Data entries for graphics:

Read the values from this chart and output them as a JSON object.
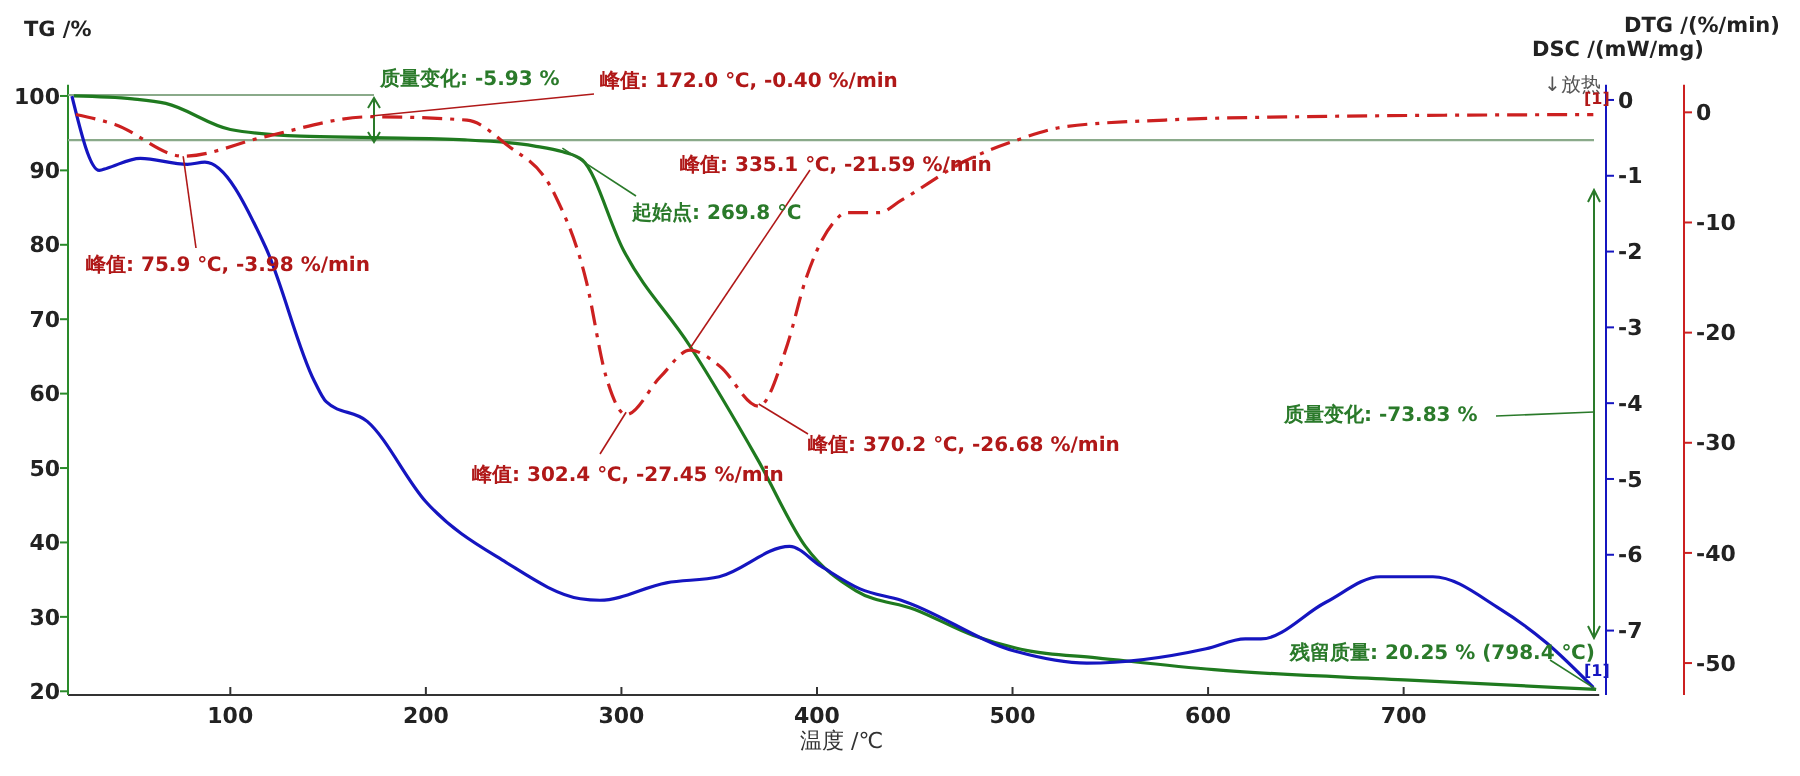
{
  "chart_data": {
    "type": "line",
    "xlabel": "温度 /℃",
    "ylabel": "TG /%",
    "y2label": "DSC /(mW/mg)",
    "y3label": "DTG /(%/min)",
    "xlim": [
      17,
      800
    ],
    "xticks": [
      100,
      200,
      300,
      400,
      500,
      600,
      700
    ],
    "ylim": [
      19.5,
      101.5
    ],
    "yticks": [
      20,
      30,
      40,
      50,
      60,
      70,
      80,
      90,
      100
    ],
    "y2lim": [
      -7.85,
      0.2
    ],
    "y2ticks": [
      0,
      -1,
      -2,
      -3,
      -4,
      -5,
      -6,
      -7
    ],
    "y3lim": [
      -52.9,
      2.5
    ],
    "y3ticks": [
      0,
      -10,
      -20,
      -30,
      -40,
      -50
    ],
    "grid": false,
    "marker": "none",
    "series": [
      {
        "type": "line",
        "color": "#1f7a1f",
        "axis": "y",
        "line_style": "solid",
        "x": [
          20,
          50,
          67,
          100,
          136,
          173,
          220,
          255,
          270,
          280,
          301,
          335,
          370,
          394,
          420,
          450,
          480,
          507,
          543,
          603,
          703,
          798.4
        ],
        "values": [
          100,
          99.6,
          99,
          95.5,
          94.6,
          94.4,
          94.1,
          93.3,
          92.5,
          91.4,
          79.3,
          66.4,
          51,
          39.5,
          33.5,
          31,
          27.5,
          25.5,
          24.5,
          22.9,
          21.5,
          20.25
        ]
      },
      {
        "type": "line",
        "color": "#1515c0",
        "axis": "y2",
        "line_style": "solid",
        "x": [
          19,
          33,
          37,
          54,
          78,
          87,
          118,
          143,
          149,
          170,
          200,
          241,
          279,
          289,
          323,
          350,
          386,
          402,
          422,
          443,
          501,
          538,
          599,
          619,
          627,
          660,
          688,
          715,
          749,
          773,
          797
        ],
        "values": [
          0.05,
          -0.93,
          -0.9,
          -0.77,
          -0.85,
          -0.82,
          -1.94,
          -3.71,
          -3.98,
          -4.24,
          -5.3,
          -6.1,
          -6.58,
          -6.6,
          -6.37,
          -6.29,
          -5.89,
          -6.15,
          -6.45,
          -6.6,
          -7.27,
          -7.43,
          -7.24,
          -7.11,
          -7.11,
          -6.63,
          -6.29,
          -6.29,
          -6.71,
          -7.16,
          -7.75
        ]
      },
      {
        "type": "line",
        "color": "#cc2020",
        "axis": "y3",
        "line_style": "dashed",
        "x": [
          21,
          41,
          75.9,
          118,
          172,
          221,
          241,
          266,
          282,
          292,
          302.4,
          320,
          335.1,
          350,
          370.2,
          385,
          394,
          409,
          415,
          432,
          443,
          476,
          501,
          527,
          578,
          647,
          797
        ],
        "values": [
          -0.2,
          -1.1,
          -3.98,
          -2.2,
          -0.4,
          -0.7,
          -2.9,
          -7.5,
          -15.3,
          -23.9,
          -27.45,
          -24,
          -21.59,
          -23,
          -26.68,
          -21,
          -15.3,
          -9.9,
          -9.1,
          -9.1,
          -8,
          -4.4,
          -2.6,
          -1.3,
          -0.7,
          -0.4,
          -0.2
        ]
      }
    ],
    "ref_lines": [
      {
        "axis": "y",
        "value": 94.07,
        "color": "#8aaa8a"
      }
    ],
    "annotations": [
      {
        "text": "质量变化: -5.93 %",
        "x": 172,
        "y": 97
      },
      {
        "text": "峰值: 172.0 ℃, -0.40 %/min",
        "x": 172,
        "y": 97.3
      },
      {
        "text": "峰值: 335.1 ℃, -21.59 %/min",
        "x": 335.1,
        "y": 66.1
      },
      {
        "text": "起始点: 269.8 ℃",
        "x": 269.8,
        "y": 93
      },
      {
        "text": "峰值: 75.9 ℃, -3.98 %/min",
        "x": 75.9,
        "y": 91.9
      },
      {
        "text": "峰值: 302.4 ℃, -27.45 %/min",
        "x": 302.4,
        "y": 57.5
      },
      {
        "text": "峰值: 370.2 ℃, -26.68 %/min",
        "x": 370.2,
        "y": 58.6
      },
      "质量变化: -73.83 %",
      {
        "text": "残留质量: 20.25 % (798.4 ℃)",
        "x": 798.4,
        "y": 20.25
      },
      "↓放热",
      "[1]",
      "[1]"
    ]
  }
}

- _PROBLEM DETAILS_
Copy out each line exactly, without the pictures.

- _OUTPUT OF THE EXERCISE_
Read the values from this chart and output them as a JSON object.
{
  "chart_data": {
    "type": "line",
    "xlabel": "温度 /℃",
    "ylabel": "TG /%",
    "y2label": "DSC /(mW/mg)",
    "y3label": "DTG /(%/min)",
    "xlim": [
      17,
      800
    ],
    "xticks": [
      100,
      200,
      300,
      400,
      500,
      600,
      700
    ],
    "ylim": [
      19.5,
      101.5
    ],
    "yticks": [
      20,
      30,
      40,
      50,
      60,
      70,
      80,
      90,
      100
    ],
    "y2lim": [
      -7.85,
      0.2
    ],
    "y2ticks": [
      0,
      -1,
      -2,
      -3,
      -4,
      -5,
      -6,
      -7
    ],
    "y3lim": [
      -52.9,
      2.5
    ],
    "y3ticks": [
      0,
      -10,
      -20,
      -30,
      -40,
      -50
    ],
    "grid": false,
    "marker": "none",
    "series": [
      {
        "type": "line",
        "color": "#1f7a1f",
        "axis": "y",
        "line_style": "solid",
        "x": [
          20,
          50,
          67,
          100,
          136,
          173,
          220,
          255,
          270,
          280,
          301,
          335,
          370,
          394,
          420,
          450,
          480,
          507,
          543,
          603,
          703,
          798.4
        ],
        "values": [
          100,
          99.6,
          99,
          95.5,
          94.6,
          94.4,
          94.1,
          93.3,
          92.5,
          91.4,
          79.3,
          66.4,
          51,
          39.5,
          33.5,
          31,
          27.5,
          25.5,
          24.5,
          22.9,
          21.5,
          20.25
        ]
      },
      {
        "type": "line",
        "color": "#1515c0",
        "axis": "y2",
        "line_style": "solid",
        "x": [
          19,
          33,
          37,
          54,
          78,
          87,
          118,
          143,
          149,
          170,
          200,
          241,
          279,
          289,
          323,
          350,
          386,
          402,
          422,
          443,
          501,
          538,
          599,
          619,
          627,
          660,
          688,
          715,
          749,
          773,
          797
        ],
        "values": [
          0.05,
          -0.93,
          -0.9,
          -0.77,
          -0.85,
          -0.82,
          -1.94,
          -3.71,
          -3.98,
          -4.24,
          -5.3,
          -6.1,
          -6.58,
          -6.6,
          -6.37,
          -6.29,
          -5.89,
          -6.15,
          -6.45,
          -6.6,
          -7.27,
          -7.43,
          -7.24,
          -7.11,
          -7.11,
          -6.63,
          -6.29,
          -6.29,
          -6.71,
          -7.16,
          -7.75
        ]
      },
      {
        "type": "line",
        "color": "#cc2020",
        "axis": "y3",
        "line_style": "dashed",
        "x": [
          21,
          41,
          75.9,
          118,
          172,
          221,
          241,
          266,
          282,
          292,
          302.4,
          320,
          335.1,
          350,
          370.2,
          385,
          394,
          409,
          415,
          432,
          443,
          476,
          501,
          527,
          578,
          647,
          797
        ],
        "values": [
          -0.2,
          -1.1,
          -3.98,
          -2.2,
          -0.4,
          -0.7,
          -2.9,
          -7.5,
          -15.3,
          -23.9,
          -27.45,
          -24,
          -21.59,
          -23,
          -26.68,
          -21,
          -15.3,
          -9.9,
          -9.1,
          -9.1,
          -8,
          -4.4,
          -2.6,
          -1.3,
          -0.7,
          -0.4,
          -0.2
        ]
      }
    ],
    "ref_lines": [
      {
        "axis": "y",
        "value": 94.07,
        "color": "#8aaa8a"
      }
    ],
    "annotations": [
      {
        "text": "质量变化: -5.93 %",
        "x": 172,
        "y": 97
      },
      {
        "text": "峰值: 172.0 ℃, -0.40 %/min",
        "x": 172,
        "y": 97.3
      },
      {
        "text": "峰值: 335.1 ℃, -21.59 %/min",
        "x": 335.1,
        "y": 66.1
      },
      {
        "text": "起始点: 269.8 ℃",
        "x": 269.8,
        "y": 93
      },
      {
        "text": "峰值: 75.9 ℃, -3.98 %/min",
        "x": 75.9,
        "y": 91.9
      },
      {
        "text": "峰值: 302.4 ℃, -27.45 %/min",
        "x": 302.4,
        "y": 57.5
      },
      {
        "text": "峰值: 370.2 ℃, -26.68 %/min",
        "x": 370.2,
        "y": 58.6
      },
      "质量变化: -73.83 %",
      {
        "text": "残留质量: 20.25 % (798.4 ℃)",
        "x": 798.4,
        "y": 20.25
      },
      "↓放热",
      "[1]",
      "[1]"
    ]
  }
}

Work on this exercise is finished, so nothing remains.